A line counts if it contains the string "subtitle"; say how many such lines there are, giving only the number.
******************************
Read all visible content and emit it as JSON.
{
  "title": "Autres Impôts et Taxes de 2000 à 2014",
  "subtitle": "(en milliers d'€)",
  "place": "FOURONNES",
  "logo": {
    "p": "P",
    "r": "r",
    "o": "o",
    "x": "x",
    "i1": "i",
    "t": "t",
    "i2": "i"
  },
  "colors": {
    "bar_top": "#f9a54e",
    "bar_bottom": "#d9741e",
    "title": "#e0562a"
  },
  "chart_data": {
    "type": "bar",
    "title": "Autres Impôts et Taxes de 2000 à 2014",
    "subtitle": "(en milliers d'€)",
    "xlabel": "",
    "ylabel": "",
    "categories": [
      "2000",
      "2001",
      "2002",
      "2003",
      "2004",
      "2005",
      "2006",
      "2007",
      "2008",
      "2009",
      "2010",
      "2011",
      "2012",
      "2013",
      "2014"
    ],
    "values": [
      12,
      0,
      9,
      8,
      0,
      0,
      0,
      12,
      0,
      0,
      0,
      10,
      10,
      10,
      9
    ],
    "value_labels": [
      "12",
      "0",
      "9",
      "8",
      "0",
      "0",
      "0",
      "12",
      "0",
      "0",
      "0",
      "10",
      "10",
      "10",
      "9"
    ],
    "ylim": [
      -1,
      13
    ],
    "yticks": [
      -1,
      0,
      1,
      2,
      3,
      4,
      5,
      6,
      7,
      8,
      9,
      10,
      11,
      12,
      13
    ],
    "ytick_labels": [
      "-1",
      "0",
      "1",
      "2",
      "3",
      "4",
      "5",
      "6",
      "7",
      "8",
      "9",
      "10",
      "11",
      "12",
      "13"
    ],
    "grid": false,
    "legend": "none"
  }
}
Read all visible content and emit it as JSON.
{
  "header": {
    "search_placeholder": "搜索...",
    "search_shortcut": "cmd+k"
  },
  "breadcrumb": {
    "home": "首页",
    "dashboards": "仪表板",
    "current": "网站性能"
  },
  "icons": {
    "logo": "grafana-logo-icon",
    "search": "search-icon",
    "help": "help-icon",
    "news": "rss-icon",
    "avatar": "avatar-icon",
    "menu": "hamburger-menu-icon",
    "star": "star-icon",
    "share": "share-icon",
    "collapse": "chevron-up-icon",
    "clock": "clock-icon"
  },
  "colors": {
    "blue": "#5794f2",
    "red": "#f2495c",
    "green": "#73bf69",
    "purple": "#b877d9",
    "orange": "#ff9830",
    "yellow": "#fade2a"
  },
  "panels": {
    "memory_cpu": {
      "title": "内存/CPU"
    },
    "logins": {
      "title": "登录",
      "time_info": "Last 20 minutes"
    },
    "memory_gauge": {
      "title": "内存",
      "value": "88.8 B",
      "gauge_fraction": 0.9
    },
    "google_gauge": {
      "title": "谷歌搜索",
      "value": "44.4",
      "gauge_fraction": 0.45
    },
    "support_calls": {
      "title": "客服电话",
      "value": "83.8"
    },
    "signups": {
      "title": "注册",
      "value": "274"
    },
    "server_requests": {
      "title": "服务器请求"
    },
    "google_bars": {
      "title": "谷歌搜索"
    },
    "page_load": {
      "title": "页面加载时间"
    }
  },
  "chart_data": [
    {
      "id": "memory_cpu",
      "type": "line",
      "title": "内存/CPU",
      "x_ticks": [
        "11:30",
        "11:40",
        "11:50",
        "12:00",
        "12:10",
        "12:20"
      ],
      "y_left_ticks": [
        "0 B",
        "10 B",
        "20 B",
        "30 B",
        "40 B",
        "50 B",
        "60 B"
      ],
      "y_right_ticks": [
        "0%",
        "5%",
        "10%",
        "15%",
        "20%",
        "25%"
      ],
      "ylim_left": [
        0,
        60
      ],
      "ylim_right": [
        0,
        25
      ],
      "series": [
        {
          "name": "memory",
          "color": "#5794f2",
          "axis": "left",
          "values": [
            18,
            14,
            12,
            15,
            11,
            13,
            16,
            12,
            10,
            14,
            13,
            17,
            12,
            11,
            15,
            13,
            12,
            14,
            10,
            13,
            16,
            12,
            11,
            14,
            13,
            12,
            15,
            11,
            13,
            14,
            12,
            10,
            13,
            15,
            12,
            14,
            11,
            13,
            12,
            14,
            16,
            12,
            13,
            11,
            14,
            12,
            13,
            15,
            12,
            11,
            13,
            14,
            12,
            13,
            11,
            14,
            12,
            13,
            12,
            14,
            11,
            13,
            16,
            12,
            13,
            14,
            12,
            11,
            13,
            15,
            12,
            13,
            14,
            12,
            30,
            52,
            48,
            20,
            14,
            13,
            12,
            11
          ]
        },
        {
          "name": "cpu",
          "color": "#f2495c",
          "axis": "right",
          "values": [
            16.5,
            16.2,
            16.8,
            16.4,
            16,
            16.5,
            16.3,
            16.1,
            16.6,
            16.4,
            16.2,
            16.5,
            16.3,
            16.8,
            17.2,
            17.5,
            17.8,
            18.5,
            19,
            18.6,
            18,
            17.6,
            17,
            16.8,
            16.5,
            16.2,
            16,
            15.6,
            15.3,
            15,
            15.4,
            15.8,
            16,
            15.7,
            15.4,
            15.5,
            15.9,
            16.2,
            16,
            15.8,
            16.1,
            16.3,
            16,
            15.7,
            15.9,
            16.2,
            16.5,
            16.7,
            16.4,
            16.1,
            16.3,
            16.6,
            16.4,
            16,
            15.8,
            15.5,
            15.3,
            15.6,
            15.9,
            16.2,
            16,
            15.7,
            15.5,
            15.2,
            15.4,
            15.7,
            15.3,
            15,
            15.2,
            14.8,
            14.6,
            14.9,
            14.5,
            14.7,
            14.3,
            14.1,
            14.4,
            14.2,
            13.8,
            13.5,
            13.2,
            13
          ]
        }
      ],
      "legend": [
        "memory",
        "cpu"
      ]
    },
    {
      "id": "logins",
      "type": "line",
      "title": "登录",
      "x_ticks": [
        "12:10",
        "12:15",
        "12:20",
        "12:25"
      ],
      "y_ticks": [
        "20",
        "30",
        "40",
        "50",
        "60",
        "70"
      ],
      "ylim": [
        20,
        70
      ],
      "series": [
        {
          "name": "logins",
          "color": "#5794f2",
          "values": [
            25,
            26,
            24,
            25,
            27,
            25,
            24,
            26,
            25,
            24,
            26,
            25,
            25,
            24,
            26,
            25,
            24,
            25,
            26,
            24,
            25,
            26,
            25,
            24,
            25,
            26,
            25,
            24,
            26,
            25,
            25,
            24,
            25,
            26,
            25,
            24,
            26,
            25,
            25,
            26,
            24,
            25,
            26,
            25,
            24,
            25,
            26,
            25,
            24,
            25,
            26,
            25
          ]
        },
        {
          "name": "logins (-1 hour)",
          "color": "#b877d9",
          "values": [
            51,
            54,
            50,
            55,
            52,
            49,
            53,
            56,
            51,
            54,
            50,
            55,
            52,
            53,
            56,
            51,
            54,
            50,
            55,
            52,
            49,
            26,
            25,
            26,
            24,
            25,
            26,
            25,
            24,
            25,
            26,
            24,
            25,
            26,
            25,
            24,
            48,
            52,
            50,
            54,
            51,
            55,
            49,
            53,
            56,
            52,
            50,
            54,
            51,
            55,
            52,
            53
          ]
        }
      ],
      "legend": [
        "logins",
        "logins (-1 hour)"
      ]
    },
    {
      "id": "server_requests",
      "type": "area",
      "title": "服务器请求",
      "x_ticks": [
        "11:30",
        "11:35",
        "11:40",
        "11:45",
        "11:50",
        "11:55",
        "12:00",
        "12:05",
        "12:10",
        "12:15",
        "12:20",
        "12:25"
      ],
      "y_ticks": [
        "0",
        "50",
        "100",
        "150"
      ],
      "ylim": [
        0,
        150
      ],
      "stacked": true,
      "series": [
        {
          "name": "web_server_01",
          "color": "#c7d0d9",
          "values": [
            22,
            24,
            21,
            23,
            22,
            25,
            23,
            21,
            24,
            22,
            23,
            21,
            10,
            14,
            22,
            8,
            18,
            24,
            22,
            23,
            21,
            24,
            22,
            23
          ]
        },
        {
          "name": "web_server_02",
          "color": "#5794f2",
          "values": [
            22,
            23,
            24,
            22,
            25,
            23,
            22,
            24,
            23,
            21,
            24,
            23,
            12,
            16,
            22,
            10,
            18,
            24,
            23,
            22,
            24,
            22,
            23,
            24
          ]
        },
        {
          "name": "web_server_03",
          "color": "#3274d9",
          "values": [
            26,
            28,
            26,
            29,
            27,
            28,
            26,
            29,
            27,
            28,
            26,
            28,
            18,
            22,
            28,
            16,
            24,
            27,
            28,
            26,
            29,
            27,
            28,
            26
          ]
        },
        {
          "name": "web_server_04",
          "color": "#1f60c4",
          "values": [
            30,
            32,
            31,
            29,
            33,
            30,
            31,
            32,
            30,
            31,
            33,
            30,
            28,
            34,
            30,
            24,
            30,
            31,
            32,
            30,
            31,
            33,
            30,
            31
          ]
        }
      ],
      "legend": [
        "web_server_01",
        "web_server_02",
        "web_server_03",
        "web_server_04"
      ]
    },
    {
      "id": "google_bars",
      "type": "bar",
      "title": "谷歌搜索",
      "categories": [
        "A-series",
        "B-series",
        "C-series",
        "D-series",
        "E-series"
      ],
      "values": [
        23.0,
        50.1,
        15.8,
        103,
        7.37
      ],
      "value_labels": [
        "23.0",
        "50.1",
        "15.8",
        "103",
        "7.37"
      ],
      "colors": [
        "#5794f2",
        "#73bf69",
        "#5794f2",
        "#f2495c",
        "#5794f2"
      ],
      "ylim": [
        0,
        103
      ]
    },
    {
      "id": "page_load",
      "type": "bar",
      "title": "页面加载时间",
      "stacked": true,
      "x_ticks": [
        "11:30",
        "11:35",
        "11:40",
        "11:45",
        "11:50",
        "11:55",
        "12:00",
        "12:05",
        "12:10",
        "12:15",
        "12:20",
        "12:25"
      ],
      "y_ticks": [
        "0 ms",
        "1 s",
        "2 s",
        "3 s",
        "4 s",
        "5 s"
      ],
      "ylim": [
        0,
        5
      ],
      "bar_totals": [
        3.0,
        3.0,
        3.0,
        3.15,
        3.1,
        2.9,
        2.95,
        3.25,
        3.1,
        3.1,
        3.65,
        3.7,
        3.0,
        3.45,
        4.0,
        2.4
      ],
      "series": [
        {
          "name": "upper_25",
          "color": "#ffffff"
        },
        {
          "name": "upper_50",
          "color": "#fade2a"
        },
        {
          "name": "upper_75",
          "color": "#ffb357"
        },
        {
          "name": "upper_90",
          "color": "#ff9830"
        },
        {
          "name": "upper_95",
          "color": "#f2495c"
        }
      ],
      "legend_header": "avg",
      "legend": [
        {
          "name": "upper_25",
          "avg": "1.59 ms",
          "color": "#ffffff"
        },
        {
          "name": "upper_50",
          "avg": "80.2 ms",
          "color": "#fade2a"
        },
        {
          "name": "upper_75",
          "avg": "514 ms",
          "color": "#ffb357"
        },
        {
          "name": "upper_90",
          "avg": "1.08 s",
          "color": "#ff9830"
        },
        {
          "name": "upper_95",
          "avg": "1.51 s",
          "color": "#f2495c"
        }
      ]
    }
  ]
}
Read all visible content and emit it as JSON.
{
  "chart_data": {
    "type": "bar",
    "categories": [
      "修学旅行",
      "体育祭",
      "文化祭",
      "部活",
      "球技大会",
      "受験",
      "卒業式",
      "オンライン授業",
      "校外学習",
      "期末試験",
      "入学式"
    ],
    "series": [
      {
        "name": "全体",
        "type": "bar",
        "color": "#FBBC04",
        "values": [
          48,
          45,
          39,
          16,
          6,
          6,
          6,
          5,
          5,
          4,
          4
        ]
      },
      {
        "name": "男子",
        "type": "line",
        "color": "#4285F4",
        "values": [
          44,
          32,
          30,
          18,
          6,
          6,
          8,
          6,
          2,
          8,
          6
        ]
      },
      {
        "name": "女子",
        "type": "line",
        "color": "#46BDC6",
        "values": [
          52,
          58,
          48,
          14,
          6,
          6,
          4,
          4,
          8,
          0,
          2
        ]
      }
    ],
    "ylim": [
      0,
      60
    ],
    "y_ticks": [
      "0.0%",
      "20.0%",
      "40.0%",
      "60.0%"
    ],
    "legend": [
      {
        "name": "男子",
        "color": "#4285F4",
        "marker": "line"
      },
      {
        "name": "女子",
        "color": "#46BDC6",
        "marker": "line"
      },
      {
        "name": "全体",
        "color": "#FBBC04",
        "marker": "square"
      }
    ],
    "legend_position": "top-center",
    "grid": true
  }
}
******************************
■ Written response
2